Give only the count of lines containing "的法向量为".

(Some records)
** Start **
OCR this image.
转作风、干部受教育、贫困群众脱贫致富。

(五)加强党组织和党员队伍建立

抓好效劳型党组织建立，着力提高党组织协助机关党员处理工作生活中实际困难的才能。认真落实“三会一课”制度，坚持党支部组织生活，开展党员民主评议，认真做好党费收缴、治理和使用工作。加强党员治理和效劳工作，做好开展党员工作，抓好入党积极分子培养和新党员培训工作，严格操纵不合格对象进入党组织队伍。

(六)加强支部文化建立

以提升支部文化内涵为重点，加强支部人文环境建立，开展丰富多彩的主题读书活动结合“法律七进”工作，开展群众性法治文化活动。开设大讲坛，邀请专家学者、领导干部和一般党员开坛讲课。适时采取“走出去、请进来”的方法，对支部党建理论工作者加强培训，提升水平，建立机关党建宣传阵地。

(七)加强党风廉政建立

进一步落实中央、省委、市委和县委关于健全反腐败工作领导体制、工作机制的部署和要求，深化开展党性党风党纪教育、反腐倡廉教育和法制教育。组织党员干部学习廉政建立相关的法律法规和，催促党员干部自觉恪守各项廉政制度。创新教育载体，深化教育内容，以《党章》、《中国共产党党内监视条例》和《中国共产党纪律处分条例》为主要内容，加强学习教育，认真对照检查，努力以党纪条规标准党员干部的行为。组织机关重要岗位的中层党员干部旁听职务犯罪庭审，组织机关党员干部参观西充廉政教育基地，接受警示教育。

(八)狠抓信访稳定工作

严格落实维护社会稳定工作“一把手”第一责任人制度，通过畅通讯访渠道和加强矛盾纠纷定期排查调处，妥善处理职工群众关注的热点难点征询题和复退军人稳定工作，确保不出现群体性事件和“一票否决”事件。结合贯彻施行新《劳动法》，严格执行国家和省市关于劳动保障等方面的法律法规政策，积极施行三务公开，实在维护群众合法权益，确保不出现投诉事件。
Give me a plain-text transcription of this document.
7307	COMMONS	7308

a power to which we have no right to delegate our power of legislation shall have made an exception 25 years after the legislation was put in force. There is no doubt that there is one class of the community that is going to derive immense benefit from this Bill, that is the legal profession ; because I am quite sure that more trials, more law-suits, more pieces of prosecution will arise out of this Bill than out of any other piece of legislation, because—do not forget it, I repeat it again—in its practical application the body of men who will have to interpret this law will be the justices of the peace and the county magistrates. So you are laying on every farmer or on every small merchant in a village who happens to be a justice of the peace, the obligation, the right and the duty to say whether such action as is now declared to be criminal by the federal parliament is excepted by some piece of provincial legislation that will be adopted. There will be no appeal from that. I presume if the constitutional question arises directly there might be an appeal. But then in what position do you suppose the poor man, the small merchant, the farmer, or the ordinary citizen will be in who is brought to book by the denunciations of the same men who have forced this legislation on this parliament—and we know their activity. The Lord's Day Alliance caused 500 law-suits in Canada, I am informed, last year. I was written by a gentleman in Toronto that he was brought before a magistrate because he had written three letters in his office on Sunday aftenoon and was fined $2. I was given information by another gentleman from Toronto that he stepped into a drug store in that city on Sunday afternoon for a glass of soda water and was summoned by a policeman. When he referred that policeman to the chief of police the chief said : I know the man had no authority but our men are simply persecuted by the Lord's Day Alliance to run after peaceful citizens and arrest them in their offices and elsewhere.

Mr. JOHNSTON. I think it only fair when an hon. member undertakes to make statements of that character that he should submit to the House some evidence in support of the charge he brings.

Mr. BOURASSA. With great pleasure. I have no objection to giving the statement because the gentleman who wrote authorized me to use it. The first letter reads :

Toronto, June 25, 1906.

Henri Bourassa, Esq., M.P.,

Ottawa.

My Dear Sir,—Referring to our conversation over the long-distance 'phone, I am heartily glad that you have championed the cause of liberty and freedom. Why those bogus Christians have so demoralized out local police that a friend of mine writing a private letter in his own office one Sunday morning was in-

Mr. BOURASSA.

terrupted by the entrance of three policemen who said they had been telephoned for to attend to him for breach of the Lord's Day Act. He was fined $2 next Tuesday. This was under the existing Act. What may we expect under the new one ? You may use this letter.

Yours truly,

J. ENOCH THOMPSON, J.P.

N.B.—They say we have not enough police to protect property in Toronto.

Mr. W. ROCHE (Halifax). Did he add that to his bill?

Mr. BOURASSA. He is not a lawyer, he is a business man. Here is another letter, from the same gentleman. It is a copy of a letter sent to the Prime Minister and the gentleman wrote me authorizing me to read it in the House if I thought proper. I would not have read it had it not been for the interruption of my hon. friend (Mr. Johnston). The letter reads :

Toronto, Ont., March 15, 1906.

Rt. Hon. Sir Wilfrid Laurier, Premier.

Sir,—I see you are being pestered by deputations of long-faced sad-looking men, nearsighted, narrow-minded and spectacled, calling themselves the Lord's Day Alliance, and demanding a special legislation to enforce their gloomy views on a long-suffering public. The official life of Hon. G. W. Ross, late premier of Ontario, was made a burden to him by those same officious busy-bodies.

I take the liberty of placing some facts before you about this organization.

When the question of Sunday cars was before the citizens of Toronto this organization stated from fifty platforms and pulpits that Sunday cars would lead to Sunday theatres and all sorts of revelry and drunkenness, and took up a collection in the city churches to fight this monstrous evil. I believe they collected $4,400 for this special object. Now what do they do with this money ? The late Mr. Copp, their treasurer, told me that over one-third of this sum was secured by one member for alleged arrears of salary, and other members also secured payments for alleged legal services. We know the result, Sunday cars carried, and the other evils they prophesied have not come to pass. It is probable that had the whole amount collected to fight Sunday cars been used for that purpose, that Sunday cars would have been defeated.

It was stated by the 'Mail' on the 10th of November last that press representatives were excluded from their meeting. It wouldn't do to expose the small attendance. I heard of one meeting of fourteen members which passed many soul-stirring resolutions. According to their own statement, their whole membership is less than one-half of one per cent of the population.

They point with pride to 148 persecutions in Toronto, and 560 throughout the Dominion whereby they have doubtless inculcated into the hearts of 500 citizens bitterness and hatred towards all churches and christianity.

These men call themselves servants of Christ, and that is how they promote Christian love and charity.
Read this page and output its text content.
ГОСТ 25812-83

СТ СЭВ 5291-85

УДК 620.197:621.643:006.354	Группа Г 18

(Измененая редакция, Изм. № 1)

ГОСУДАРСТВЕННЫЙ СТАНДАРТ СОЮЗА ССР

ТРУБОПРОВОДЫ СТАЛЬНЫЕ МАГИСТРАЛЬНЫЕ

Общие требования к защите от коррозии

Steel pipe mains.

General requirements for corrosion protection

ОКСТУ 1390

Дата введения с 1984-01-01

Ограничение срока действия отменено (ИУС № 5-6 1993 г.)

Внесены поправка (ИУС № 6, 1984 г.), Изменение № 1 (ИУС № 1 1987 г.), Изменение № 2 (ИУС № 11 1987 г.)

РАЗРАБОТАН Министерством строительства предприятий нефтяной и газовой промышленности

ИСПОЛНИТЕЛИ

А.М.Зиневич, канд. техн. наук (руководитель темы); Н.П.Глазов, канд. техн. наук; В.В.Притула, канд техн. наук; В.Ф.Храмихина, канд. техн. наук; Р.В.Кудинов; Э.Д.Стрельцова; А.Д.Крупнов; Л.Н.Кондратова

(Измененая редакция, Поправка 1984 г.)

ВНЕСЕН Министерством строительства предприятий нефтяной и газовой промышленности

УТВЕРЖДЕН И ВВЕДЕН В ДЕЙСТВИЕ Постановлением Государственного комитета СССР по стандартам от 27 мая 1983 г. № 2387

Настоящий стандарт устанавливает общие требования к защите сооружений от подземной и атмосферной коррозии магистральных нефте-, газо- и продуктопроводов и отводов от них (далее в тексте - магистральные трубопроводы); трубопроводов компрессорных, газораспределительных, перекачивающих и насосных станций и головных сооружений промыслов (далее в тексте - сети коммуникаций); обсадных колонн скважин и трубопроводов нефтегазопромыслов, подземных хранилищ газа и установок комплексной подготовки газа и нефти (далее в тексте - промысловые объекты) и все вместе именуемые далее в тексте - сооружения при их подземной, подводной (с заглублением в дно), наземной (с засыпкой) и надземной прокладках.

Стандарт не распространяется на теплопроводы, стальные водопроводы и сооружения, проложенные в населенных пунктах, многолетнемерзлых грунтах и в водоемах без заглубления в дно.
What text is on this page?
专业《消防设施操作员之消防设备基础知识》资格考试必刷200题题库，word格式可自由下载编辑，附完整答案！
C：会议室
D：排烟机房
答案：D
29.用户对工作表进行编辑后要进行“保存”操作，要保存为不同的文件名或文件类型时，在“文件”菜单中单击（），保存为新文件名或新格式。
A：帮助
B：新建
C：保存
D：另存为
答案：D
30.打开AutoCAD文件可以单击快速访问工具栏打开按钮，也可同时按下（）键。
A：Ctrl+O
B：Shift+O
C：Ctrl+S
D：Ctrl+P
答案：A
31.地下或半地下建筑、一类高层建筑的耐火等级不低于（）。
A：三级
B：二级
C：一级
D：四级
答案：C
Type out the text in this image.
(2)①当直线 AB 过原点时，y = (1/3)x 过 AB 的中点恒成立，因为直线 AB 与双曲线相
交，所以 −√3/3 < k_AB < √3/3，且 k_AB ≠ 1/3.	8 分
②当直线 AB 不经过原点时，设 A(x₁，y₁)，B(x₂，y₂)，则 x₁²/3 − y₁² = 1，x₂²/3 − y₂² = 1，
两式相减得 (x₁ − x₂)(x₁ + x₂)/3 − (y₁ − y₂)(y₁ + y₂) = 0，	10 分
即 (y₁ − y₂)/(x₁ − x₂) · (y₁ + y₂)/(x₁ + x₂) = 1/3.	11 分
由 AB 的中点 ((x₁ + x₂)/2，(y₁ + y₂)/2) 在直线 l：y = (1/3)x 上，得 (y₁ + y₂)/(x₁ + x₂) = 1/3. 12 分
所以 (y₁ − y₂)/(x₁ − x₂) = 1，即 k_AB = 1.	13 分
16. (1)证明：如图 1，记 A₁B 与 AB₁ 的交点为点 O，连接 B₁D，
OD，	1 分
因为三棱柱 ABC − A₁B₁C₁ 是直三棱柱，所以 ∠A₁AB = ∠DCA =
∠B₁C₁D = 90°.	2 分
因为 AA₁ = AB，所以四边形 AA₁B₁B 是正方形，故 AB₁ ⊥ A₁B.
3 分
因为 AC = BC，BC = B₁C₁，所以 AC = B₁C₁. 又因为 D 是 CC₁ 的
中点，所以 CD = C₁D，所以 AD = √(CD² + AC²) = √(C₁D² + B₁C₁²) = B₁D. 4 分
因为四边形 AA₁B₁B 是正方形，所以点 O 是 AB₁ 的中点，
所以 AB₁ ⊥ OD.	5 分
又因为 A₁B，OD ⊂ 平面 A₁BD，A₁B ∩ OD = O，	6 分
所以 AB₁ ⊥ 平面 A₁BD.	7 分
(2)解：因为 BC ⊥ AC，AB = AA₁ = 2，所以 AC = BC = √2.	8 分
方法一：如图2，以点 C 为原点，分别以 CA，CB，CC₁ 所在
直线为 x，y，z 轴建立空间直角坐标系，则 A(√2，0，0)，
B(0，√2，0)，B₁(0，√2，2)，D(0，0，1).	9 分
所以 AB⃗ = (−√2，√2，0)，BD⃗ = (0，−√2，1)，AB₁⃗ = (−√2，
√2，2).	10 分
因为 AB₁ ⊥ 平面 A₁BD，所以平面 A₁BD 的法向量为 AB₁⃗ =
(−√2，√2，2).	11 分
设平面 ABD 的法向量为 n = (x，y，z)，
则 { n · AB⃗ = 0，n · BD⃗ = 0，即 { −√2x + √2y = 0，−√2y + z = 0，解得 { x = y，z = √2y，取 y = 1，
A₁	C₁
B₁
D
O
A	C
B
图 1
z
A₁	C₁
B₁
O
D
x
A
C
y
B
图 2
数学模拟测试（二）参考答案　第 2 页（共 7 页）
** End **
# Full answer
2